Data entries
►

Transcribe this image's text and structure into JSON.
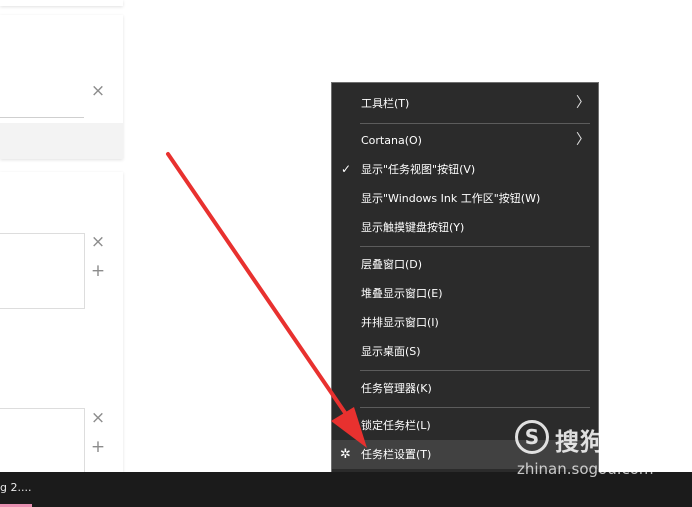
{
  "settings_panel": {
    "close_symbol": "×",
    "add_symbol": "+"
  },
  "context_menu": {
    "items": [
      {
        "label": "工具栏(T)",
        "submenu": true
      },
      {
        "label": "Cortana(O)",
        "submenu": true
      },
      {
        "label": "显示\"任务视图\"按钮(V)",
        "checked": true
      },
      {
        "label": "显示\"Windows Ink 工作区\"按钮(W)"
      },
      {
        "label": "显示触摸键盘按钮(Y)"
      },
      {
        "label": "层叠窗口(D)"
      },
      {
        "label": "堆叠显示窗口(E)"
      },
      {
        "label": "并排显示窗口(I)"
      },
      {
        "label": "显示桌面(S)"
      },
      {
        "label": "任务管理器(K)"
      },
      {
        "label": "锁定任务栏(L)"
      },
      {
        "label": "任务栏设置(T)",
        "icon": "gear-icon",
        "highlighted": true
      }
    ],
    "chevron": "〉",
    "check": "✓",
    "gear": "✲"
  },
  "taskbar": {
    "window_title": "g 2...."
  },
  "watermark": {
    "logo_letter": "S",
    "brand": "搜狗指南",
    "url": "zhinan.sogou.com"
  },
  "colors": {
    "menu_bg": "#2b2b2b",
    "menu_highlight": "#414141",
    "arrow": "#e8312f",
    "taskbar": "#1b1b1b"
  }
}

◄

§ PROMPT:
Sift through the entries and copy every line with "true".

§ CORRECT ANSWER:
        "submenu": true
        "submenu": true
        "checked": true
        "highlighted": true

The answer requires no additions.